Brief
Each entry that follows should be given again word for word; please leave out its pictures.

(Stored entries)

◇ ◇ ◇ ◇

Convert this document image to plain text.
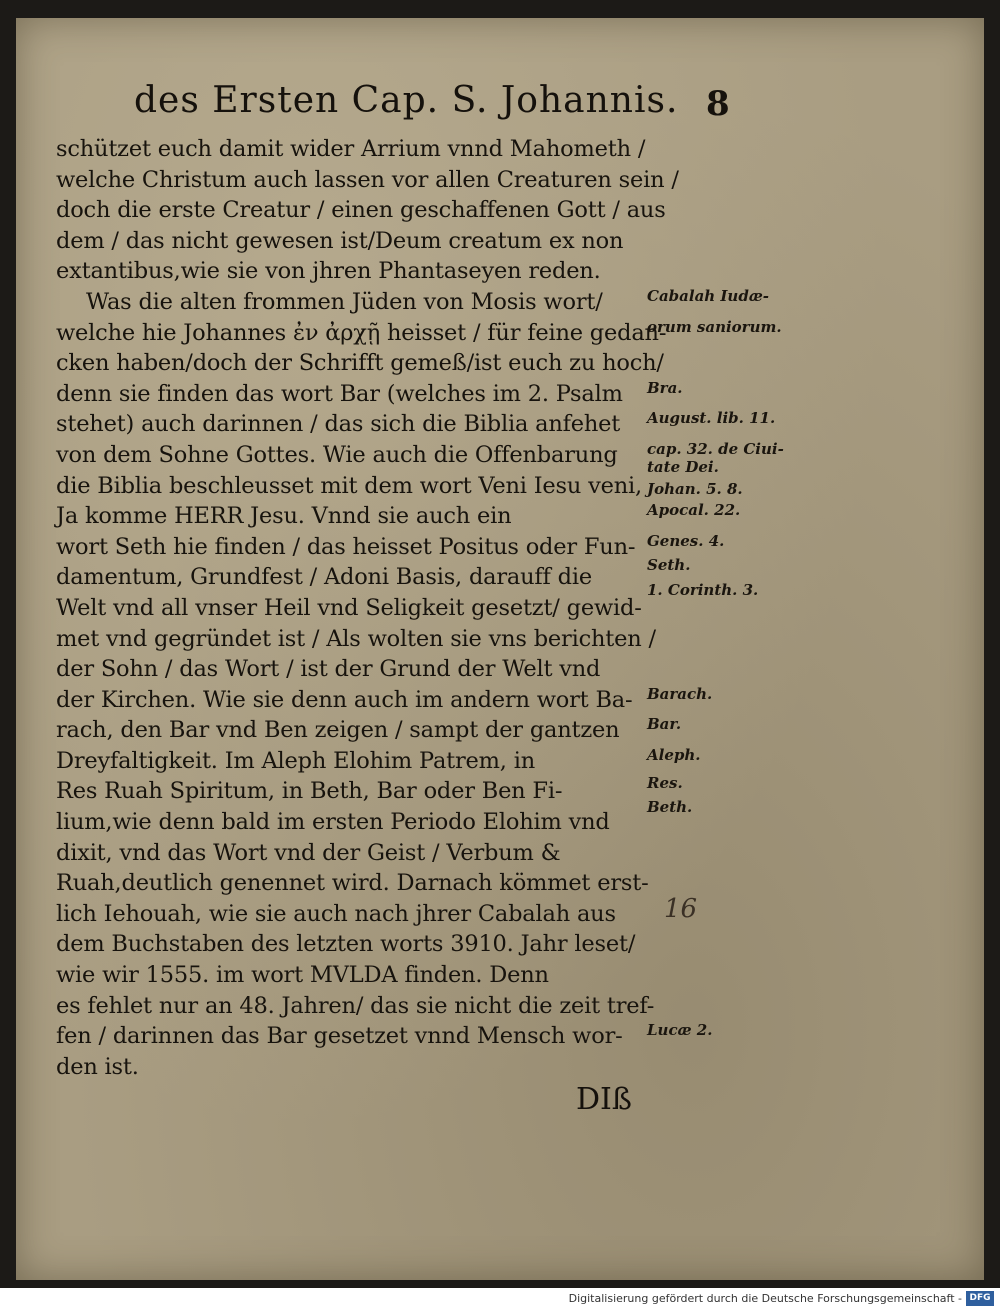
des Ersten Cap. S. Johannis. 8
schützet euch damit wider Arrium vnnd Mahometh /
welche Christum auch lassen vor allen Creaturen sein /
doch die erste Creatur / einen geschaffenen Gott / aus
dem / das nicht gewesen ist/Deum creatum ex non
extantibus,wie sie von jhren Phantaseyen reden.
Was die alten frommen Jüden von Mosis wort/
welche hie Johannes ἐν ἀρχῇ heisset / für feine gedan-
cken haben/doch der Schrifft gemeß/ist euch zu hoch/
denn sie finden das wort Bar (welches im 2. Psalm
stehet) auch darinnen / das sich die Biblia anfehet
von dem Sohne Gottes. Wie auch die Offenbarung
die Biblia beschleusset mit dem wort Veni Iesu veni,
Ja komme HERR Jesu. Vnnd sie auch ein
wort Seth hie finden / das heisset Positus oder Fun-
damentum, Grundfest / Adoni Basis, darauff die
Welt vnd all vnser Heil vnd Seligkeit gesetzt/ gewid-
met vnd gegründet ist / Als wolten sie vns berichten /
der Sohn / das Wort / ist der Grund der Welt vnd
der Kirchen. Wie sie denn auch im andern wort Ba-
rach, den Bar vnd Ben zeigen / sampt der gantzen
Dreyfaltigkeit. Im Aleph Elohim Patrem, in
Res Ruah Spiritum, in Beth, Bar oder Ben Fi-
lium,wie denn bald im ersten Periodo Elohim vnd
dixit, vnd das Wort vnd der Geist / Verbum &
Ruah,deutlich genennet wird. Darnach kömmet erst-
lich Iehouah, wie sie auch nach jhrer Cabalah aus
dem Buchstaben des letzten worts 3910. Jahr leset/
wie wir 1555. im wort MVLDA finden. Denn
es fehlet nur an 48. Jahren/ das sie nicht die zeit tref-
fen / darinnen das Bar gesetzet vnnd Mensch wor-
den ist.
Cabalah Iudæ-
orum saniorum.
Bra.
August. lib. 11.
cap. 32. de Ciui-
tate Dei.
Johan. 5. 8.
Apocal. 22.
Genes. 4.
Seth.
1. Corinth. 3.
Barach.
Bar.
Aleph.
Res.
Beth.
Lucæ 2.
16
DIß
Digitalisierung gefördert durch die Deutsche Forschungsgemeinschaft - DFG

◇ ◇ ◇ ◇

Reply
Convert this document image to plain text.
des Ersten Cap. S. Johannis. 8
schützet euch damit wider Arrium vnnd Mahometh /
welche Christum auch lassen vor allen Creaturen sein /
doch die erste Creatur / einen geschaffenen Gott / aus
dem / das nicht gewesen ist/Deum creatum ex non
extantibus,wie sie von jhren Phantaseyen reden.
Was die alten frommen Jüden von Mosis wort/
welche hie Johannes ἐν ἀρχῇ heisset / für feine gedan-
cken haben/doch der Schrifft gemeß/ist euch zu hoch/
denn sie finden das wort Bar (welches im 2. Psalm
stehet) auch darinnen / das sich die Biblia anfehet
von dem Sohne Gottes. Wie auch die Offenbarung
die Biblia beschleusset mit dem wort Veni Iesu veni,
Ja komme HERR Jesu. Vnnd sie auch ein
wort Seth hie finden / das heisset Positus oder Fun-
damentum, Grundfest / Adoni Basis, darauff die
Welt vnd all vnser Heil vnd Seligkeit gesetzt/ gewid-
met vnd gegründet ist / Als wolten sie vns berichten /
der Sohn / das Wort / ist der Grund der Welt vnd
der Kirchen. Wie sie denn auch im andern wort Ba-
rach, den Bar vnd Ben zeigen / sampt der gantzen
Dreyfaltigkeit. Im Aleph Elohim Patrem, in
Res Ruah Spiritum, in Beth, Bar oder Ben Fi-
lium,wie denn bald im ersten Periodo Elohim vnd
dixit, vnd das Wort vnd der Geist / Verbum &
Ruah,deutlich genennet wird. Darnach kömmet erst-
lich Iehouah, wie sie auch nach jhrer Cabalah aus
dem Buchstaben des letzten worts 3910. Jahr leset/
wie wir 1555. im wort MVLDA finden. Denn
es fehlet nur an 48. Jahren/ das sie nicht die zeit tref-
fen / darinnen das Bar gesetzet vnnd Mensch wor-
den ist.
Cabalah Iudæ-
orum saniorum.
Bra.
August. lib. 11.
cap. 32. de Ciui-
tate Dei.
Johan. 5. 8.
Apocal. 22.
Genes. 4.
Seth.
1. Corinth. 3.
Barach.
Bar.
Aleph.
Res.
Beth.
Lucæ 2.
16
DIß
Digitalisierung gefördert durch die Deutsche Forschungsgemeinschaft - DFG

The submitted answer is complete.